GIVEN PROBLEM => State the number of lines that include the string "Prijzen", and write nothing else.

INFORMATION SUPPLIED =>
========================================

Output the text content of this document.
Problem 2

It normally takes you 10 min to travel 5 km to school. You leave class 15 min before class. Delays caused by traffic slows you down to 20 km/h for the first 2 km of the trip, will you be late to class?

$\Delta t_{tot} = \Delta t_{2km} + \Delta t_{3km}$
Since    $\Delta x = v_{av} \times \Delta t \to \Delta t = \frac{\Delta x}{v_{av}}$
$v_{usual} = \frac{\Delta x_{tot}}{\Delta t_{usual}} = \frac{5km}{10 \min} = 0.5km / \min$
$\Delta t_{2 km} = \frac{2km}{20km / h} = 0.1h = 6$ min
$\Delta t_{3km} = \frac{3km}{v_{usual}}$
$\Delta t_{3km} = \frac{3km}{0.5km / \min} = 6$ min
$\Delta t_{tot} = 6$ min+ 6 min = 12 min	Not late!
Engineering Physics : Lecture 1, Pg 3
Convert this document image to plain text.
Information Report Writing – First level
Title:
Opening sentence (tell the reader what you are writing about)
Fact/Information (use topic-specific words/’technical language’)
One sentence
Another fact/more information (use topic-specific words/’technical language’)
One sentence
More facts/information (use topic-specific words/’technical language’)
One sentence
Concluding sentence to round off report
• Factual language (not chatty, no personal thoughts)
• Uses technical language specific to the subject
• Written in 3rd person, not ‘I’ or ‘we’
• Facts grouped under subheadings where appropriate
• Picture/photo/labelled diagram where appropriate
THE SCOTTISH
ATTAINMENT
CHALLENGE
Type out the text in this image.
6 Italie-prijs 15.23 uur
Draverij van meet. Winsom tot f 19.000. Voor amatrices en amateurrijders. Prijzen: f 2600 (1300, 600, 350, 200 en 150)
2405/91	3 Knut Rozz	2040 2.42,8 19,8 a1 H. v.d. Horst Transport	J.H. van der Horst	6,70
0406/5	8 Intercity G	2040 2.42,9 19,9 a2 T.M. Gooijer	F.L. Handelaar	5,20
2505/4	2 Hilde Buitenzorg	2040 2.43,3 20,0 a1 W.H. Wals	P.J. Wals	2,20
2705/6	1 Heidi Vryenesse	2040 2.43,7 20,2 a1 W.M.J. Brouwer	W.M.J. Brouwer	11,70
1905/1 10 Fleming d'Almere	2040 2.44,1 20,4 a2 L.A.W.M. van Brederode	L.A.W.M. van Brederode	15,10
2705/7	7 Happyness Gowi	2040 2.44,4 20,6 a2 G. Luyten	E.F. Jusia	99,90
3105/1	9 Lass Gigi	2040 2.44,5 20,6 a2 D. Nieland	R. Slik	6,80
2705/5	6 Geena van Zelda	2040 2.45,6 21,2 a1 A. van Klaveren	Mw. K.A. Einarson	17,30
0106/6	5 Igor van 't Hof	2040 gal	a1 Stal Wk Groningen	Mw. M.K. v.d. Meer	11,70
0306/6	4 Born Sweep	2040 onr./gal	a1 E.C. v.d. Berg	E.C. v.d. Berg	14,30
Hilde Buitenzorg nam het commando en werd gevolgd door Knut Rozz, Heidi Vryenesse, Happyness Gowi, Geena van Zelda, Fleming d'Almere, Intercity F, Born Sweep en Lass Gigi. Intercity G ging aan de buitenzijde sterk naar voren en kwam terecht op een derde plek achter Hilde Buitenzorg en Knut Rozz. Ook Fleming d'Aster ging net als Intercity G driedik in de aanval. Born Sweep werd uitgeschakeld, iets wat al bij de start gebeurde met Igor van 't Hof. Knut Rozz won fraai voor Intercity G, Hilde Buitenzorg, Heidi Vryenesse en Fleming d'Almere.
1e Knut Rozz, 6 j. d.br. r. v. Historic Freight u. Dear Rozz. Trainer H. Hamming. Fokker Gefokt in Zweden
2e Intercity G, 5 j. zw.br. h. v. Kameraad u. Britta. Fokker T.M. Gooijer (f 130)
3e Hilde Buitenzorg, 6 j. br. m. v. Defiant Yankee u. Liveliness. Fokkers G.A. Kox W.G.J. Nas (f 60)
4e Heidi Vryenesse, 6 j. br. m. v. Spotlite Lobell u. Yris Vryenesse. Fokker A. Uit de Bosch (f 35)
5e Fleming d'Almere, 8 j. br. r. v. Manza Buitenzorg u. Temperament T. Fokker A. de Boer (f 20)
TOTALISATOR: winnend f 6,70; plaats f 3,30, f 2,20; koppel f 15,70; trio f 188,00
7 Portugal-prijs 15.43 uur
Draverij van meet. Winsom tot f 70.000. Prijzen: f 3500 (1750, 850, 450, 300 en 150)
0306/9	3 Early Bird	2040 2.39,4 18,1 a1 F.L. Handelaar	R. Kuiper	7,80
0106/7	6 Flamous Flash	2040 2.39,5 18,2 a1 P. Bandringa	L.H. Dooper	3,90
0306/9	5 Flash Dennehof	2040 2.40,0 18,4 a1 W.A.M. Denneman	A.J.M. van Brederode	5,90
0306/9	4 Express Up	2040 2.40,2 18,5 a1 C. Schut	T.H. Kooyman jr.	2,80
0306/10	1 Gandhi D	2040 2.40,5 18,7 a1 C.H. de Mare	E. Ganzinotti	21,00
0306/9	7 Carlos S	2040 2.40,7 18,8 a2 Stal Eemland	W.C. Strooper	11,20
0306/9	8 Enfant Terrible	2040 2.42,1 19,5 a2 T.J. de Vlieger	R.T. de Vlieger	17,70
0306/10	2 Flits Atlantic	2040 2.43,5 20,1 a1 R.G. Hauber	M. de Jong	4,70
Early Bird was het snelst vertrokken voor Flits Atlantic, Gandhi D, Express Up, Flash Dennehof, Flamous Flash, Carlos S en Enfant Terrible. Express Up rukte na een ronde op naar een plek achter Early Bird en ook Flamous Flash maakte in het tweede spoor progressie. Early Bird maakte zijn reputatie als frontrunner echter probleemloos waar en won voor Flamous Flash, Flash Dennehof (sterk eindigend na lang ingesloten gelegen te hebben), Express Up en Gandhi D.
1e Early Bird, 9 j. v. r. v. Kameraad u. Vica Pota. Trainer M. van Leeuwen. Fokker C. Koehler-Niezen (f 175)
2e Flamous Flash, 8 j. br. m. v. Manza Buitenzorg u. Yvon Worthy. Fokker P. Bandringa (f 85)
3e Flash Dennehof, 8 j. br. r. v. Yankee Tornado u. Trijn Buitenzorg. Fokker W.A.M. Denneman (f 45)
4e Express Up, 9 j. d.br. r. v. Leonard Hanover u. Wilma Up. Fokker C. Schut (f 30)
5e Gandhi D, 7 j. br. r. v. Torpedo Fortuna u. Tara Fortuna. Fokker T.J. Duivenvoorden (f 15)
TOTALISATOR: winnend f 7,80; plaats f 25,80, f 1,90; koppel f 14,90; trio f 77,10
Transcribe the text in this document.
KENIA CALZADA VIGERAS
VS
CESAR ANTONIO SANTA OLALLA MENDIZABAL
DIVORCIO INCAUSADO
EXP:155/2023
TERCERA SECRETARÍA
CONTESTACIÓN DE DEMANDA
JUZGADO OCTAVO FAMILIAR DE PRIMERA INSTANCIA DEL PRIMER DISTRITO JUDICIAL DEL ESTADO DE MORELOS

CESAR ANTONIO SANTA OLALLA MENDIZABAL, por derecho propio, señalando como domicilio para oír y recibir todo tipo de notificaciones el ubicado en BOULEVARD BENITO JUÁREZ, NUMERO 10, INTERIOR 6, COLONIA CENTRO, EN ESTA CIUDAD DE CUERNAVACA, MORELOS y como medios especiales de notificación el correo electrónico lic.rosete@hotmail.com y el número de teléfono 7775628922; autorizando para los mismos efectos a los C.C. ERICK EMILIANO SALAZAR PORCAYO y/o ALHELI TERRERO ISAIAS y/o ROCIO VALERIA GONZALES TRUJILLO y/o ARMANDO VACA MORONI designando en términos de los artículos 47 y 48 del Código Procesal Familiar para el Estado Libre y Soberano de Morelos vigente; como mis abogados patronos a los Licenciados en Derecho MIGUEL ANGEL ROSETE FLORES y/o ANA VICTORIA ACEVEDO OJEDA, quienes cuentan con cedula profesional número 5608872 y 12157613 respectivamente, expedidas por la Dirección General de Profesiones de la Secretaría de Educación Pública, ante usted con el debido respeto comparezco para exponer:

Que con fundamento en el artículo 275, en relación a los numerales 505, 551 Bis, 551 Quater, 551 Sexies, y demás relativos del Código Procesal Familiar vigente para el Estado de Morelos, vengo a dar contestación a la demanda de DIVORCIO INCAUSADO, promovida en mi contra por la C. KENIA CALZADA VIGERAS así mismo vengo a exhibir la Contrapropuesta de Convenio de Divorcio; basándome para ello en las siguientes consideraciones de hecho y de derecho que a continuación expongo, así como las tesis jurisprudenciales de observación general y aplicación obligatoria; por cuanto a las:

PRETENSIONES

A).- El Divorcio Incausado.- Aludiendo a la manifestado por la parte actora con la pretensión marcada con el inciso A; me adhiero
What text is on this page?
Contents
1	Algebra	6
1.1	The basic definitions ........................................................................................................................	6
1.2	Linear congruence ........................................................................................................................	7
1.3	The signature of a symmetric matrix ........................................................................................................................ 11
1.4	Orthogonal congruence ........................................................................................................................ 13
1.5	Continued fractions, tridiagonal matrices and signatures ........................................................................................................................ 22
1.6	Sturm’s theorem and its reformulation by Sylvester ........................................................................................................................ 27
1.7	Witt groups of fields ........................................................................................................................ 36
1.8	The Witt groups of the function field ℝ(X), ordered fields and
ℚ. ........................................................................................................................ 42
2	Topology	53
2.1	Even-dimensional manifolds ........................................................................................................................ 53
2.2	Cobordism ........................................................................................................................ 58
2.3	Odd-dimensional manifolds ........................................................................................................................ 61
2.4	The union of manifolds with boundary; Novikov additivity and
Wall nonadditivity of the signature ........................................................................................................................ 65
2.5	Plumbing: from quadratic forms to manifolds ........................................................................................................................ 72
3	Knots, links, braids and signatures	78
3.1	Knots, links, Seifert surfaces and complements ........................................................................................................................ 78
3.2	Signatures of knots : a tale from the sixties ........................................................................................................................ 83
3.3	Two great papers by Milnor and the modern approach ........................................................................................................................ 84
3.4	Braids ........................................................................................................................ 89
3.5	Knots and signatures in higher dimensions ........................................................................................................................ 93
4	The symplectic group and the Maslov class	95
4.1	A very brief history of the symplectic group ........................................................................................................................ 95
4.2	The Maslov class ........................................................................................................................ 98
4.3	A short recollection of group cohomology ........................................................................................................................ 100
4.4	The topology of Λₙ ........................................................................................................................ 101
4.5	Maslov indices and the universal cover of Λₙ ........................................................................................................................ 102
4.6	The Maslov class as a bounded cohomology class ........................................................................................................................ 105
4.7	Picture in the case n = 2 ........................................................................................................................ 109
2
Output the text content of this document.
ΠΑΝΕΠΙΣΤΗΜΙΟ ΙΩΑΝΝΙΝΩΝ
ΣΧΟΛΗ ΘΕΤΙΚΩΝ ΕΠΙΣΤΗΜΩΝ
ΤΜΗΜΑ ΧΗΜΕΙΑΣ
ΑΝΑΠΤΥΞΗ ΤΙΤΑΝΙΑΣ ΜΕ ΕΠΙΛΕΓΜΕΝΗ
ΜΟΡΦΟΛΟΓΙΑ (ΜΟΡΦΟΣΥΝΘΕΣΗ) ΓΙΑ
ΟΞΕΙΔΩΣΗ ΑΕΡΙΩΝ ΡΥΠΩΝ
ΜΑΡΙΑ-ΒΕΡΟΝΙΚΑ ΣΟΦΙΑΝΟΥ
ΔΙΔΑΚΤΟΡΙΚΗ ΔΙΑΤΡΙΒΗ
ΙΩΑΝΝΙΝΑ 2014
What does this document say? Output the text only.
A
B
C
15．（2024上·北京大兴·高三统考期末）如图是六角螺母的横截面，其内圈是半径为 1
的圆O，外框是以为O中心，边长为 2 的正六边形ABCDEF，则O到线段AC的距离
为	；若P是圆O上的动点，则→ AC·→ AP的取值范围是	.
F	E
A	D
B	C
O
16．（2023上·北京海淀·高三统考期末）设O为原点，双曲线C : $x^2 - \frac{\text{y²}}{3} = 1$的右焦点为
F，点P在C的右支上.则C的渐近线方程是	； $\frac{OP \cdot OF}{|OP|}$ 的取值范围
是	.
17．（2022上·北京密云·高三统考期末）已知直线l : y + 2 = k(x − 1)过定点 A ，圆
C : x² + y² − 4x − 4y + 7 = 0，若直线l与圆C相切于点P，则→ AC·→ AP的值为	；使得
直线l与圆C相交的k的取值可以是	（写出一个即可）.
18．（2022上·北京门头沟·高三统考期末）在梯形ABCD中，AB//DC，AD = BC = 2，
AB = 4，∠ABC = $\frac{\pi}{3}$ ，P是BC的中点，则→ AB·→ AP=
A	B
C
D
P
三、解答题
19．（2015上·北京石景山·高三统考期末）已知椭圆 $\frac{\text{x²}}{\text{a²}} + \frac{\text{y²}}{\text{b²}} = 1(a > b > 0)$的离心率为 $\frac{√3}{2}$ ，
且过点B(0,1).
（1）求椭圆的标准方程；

========================================

SOLUTION FOR THIS PROBLEM => 2